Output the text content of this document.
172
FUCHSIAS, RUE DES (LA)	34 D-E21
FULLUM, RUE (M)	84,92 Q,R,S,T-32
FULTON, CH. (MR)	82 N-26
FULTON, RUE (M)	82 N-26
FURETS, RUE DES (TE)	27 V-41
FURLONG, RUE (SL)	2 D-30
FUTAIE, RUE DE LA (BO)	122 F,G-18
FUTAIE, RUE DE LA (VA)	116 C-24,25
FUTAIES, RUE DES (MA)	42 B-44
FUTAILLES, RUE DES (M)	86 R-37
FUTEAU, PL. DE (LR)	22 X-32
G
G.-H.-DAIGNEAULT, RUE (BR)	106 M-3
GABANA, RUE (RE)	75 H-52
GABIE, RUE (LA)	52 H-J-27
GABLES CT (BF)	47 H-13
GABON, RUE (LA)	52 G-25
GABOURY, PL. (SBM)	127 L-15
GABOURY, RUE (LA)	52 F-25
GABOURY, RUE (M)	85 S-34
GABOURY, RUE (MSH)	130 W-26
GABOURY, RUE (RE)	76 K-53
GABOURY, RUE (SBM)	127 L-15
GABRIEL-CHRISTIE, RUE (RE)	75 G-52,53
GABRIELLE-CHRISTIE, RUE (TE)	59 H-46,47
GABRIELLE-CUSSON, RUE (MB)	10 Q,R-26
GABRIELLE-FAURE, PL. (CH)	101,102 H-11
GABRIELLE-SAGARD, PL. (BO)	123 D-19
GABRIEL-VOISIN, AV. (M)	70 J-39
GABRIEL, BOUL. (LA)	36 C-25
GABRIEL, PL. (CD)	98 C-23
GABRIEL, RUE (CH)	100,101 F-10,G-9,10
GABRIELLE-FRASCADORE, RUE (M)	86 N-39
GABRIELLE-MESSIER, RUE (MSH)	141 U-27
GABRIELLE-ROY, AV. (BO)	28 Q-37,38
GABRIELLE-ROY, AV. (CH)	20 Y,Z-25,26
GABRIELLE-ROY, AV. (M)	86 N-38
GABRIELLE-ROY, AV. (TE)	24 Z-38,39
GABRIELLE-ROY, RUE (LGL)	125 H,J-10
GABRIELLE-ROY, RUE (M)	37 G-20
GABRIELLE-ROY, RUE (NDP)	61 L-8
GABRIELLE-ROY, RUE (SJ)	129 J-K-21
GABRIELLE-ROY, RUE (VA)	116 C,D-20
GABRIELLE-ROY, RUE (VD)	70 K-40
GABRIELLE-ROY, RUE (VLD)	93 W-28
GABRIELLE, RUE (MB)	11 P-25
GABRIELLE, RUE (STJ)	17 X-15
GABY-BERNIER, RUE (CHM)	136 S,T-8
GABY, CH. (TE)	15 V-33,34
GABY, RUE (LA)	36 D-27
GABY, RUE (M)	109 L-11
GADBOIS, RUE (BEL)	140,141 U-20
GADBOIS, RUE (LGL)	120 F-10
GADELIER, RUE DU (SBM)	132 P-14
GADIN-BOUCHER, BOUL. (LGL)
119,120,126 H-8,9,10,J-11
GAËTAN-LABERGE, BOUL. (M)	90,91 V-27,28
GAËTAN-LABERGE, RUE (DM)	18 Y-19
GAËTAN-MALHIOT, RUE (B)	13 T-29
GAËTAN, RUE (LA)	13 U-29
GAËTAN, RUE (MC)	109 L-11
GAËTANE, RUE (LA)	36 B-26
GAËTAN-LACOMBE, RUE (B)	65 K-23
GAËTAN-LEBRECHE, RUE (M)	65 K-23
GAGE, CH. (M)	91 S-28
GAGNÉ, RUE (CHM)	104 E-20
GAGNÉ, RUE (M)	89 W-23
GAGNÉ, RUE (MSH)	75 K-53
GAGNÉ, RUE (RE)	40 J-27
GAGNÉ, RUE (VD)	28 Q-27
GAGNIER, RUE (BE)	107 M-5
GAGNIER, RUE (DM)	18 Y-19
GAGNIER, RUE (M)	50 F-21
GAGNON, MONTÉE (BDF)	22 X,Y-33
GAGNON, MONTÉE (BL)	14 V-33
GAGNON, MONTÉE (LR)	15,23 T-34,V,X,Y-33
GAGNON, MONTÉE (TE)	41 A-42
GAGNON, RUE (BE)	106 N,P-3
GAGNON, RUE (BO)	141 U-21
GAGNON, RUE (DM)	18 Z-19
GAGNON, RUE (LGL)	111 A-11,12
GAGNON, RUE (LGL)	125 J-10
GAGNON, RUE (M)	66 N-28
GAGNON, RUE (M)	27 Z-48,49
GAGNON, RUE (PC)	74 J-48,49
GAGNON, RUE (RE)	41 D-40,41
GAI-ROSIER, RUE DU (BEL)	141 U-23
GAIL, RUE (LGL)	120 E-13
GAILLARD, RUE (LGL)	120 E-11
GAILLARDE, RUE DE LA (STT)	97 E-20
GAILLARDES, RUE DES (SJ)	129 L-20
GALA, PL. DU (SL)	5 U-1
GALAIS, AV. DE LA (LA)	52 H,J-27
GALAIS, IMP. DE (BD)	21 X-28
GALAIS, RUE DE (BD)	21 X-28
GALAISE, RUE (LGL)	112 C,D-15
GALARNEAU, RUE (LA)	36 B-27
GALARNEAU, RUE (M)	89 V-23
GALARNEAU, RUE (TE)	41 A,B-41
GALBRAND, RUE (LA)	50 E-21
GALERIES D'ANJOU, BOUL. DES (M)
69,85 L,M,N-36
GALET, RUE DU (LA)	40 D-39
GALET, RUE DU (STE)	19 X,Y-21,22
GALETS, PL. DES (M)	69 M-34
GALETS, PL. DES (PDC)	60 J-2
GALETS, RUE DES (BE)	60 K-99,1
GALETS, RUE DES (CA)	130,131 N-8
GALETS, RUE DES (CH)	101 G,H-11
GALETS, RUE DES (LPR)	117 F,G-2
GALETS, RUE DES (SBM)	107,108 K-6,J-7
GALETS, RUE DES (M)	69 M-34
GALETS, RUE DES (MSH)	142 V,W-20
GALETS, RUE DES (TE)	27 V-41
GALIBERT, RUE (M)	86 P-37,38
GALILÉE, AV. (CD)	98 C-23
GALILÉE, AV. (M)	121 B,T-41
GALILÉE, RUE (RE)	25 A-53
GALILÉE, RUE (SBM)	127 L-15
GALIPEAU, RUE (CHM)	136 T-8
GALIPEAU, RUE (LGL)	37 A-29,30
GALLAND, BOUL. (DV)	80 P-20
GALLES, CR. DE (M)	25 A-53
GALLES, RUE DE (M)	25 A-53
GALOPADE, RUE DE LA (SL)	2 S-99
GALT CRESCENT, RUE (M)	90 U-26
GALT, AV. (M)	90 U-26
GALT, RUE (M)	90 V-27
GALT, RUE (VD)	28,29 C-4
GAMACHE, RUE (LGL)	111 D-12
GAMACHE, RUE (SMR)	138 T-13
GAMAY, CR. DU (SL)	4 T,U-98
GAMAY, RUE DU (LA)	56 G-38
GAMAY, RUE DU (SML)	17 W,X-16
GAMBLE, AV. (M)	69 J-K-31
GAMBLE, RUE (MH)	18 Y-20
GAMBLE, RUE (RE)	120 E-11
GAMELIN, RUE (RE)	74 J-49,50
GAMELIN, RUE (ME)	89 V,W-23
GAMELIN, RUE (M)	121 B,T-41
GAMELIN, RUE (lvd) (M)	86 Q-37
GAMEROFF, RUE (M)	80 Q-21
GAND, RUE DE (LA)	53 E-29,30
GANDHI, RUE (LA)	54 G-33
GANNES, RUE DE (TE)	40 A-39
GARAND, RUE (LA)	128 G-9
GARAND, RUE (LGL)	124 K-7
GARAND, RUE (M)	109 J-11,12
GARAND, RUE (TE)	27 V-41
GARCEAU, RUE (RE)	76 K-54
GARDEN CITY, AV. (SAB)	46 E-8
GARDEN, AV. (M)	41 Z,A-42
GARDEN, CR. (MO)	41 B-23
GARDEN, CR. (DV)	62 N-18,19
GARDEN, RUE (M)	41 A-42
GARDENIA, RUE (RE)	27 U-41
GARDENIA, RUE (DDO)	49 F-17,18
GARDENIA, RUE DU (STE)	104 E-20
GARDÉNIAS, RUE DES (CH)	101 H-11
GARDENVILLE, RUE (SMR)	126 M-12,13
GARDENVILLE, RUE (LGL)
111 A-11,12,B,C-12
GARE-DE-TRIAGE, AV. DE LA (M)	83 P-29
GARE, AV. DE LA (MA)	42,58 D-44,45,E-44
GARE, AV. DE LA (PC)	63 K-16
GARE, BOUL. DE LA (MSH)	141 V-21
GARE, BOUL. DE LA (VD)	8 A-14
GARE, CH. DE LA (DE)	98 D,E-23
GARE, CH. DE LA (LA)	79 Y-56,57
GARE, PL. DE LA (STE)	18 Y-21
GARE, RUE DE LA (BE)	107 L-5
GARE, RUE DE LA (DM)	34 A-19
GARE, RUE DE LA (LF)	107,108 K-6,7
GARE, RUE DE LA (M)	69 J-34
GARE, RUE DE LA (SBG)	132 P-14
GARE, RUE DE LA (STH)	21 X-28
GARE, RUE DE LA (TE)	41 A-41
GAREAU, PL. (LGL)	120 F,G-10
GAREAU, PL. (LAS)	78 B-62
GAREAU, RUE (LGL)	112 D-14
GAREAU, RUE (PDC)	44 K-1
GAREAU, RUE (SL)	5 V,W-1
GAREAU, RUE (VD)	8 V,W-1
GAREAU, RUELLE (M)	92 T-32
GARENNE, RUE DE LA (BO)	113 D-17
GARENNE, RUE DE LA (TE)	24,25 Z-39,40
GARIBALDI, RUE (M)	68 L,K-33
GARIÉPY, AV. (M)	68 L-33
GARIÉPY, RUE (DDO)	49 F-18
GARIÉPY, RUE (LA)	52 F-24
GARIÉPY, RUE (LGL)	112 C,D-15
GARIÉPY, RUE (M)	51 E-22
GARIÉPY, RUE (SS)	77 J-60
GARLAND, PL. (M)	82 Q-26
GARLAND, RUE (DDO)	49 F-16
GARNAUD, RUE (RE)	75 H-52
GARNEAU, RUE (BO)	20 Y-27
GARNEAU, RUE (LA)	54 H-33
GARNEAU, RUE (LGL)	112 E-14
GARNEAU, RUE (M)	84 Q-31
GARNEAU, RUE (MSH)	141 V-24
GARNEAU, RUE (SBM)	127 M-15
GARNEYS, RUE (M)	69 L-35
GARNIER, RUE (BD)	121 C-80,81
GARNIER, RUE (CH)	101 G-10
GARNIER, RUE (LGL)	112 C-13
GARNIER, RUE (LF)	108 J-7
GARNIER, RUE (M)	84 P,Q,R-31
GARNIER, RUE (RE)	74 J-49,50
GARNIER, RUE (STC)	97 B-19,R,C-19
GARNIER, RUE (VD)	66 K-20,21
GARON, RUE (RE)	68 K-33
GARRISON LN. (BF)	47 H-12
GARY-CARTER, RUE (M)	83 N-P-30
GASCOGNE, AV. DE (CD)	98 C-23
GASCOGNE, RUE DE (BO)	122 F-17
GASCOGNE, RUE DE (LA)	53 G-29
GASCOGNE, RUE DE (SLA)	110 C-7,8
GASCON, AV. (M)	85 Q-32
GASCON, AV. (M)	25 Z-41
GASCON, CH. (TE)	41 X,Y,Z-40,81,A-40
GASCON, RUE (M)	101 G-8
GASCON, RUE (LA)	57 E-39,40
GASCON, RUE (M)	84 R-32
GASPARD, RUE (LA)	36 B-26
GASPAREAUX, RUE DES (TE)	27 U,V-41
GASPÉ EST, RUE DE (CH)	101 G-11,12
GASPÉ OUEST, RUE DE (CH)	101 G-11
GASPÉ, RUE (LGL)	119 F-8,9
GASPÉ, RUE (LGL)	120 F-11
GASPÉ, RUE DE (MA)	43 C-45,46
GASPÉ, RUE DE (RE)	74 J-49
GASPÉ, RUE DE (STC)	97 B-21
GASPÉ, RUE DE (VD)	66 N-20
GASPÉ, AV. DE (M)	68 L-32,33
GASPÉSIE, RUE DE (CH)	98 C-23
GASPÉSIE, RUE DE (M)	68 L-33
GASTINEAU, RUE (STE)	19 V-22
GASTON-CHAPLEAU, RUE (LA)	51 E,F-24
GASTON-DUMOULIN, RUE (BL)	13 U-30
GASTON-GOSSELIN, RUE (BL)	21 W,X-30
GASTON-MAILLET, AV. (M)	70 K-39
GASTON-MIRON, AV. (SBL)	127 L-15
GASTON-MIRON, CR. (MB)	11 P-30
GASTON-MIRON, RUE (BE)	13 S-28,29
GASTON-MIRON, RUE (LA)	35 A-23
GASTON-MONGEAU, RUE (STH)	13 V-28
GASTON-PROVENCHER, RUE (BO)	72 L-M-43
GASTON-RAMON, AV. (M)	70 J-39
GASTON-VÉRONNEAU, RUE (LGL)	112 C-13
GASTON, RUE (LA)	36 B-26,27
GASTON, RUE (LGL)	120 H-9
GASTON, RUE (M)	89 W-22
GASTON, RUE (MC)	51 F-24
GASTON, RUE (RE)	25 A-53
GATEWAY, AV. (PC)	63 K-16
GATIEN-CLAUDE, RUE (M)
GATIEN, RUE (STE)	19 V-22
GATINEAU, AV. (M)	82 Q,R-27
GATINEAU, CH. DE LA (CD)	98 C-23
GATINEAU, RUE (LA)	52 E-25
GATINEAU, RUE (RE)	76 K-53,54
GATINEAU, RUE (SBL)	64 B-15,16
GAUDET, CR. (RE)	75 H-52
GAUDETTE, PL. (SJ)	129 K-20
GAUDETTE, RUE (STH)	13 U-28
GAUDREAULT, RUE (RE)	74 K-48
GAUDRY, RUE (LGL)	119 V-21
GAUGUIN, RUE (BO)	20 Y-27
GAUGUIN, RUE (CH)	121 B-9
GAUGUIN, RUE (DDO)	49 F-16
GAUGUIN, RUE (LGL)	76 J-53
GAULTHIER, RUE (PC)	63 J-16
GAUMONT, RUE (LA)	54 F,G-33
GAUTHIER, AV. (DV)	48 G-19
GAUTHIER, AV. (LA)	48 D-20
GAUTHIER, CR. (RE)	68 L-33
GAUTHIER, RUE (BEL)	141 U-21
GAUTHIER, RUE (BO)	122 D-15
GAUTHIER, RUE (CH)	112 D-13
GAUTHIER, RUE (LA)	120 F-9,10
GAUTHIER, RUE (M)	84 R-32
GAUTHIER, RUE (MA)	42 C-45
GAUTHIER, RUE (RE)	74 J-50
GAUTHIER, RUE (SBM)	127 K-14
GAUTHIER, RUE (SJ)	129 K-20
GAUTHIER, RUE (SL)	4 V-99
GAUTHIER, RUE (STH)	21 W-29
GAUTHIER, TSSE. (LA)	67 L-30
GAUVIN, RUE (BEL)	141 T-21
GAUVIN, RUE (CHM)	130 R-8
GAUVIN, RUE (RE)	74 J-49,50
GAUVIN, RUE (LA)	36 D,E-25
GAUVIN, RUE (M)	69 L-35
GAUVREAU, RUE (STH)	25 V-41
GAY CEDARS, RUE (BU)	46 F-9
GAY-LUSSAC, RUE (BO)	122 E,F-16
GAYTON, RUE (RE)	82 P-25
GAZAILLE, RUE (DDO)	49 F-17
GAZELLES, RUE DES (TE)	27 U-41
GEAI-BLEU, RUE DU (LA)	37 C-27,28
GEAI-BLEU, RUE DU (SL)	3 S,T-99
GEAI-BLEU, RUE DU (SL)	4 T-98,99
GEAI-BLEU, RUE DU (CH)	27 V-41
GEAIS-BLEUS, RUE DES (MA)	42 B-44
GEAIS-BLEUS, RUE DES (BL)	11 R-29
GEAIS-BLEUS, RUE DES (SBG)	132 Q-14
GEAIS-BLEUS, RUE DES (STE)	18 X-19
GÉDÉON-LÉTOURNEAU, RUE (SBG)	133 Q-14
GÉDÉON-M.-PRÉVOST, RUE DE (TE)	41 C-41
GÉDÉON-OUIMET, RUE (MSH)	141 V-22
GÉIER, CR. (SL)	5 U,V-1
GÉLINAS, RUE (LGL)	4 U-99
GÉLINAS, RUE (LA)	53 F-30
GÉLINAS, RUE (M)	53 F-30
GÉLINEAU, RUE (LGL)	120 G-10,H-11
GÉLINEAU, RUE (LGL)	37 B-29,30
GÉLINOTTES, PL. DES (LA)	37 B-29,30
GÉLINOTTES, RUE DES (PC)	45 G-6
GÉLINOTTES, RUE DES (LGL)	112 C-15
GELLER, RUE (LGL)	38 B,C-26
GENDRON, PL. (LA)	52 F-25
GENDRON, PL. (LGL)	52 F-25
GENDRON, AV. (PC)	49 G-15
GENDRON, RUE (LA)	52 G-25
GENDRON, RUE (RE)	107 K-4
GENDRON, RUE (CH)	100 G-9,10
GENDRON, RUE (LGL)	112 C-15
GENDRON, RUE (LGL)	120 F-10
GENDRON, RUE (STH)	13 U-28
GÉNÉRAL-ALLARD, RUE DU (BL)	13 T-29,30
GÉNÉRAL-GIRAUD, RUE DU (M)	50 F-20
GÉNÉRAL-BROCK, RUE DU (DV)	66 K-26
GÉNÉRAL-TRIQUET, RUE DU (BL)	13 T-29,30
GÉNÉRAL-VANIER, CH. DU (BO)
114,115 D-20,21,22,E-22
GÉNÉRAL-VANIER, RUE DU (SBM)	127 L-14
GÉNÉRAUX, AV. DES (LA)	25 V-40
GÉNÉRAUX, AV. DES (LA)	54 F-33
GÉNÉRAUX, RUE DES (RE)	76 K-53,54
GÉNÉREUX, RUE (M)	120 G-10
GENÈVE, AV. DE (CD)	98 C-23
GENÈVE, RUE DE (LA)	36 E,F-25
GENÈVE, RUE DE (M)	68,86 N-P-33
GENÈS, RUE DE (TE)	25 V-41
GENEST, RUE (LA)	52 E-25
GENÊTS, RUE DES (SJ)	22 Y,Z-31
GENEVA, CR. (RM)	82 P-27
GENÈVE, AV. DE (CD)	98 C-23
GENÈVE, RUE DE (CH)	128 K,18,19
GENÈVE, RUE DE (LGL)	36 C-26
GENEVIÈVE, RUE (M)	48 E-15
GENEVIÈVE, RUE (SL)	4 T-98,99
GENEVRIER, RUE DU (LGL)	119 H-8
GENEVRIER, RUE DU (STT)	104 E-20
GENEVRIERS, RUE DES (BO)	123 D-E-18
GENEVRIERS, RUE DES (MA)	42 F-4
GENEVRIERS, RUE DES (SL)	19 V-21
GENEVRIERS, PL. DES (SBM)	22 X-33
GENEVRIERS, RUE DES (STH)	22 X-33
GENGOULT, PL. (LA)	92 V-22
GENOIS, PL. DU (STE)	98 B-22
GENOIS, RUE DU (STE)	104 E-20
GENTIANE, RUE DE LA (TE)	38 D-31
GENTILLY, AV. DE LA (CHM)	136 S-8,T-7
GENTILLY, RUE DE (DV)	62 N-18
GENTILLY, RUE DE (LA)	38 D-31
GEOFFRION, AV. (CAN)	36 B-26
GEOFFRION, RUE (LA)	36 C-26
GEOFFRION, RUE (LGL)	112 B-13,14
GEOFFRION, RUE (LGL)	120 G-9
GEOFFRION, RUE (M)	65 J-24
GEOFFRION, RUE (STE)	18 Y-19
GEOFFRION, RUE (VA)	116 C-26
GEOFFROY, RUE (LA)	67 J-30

____________

#### [AIM OF THE EXERCISE]
Which lines in the data above hold the string "GAGNÉ"? Show each one.

#### [TASK OUTPUT]
GAGNÉ, RUE (CHM)	104 E-20
GAGNÉ, RUE (M)	89 W-23
GAGNÉ, RUE (MSH)	75 K-53
GAGNÉ, RUE (RE)	40 J-27
GAGNÉ, RUE (VD)	28 Q-27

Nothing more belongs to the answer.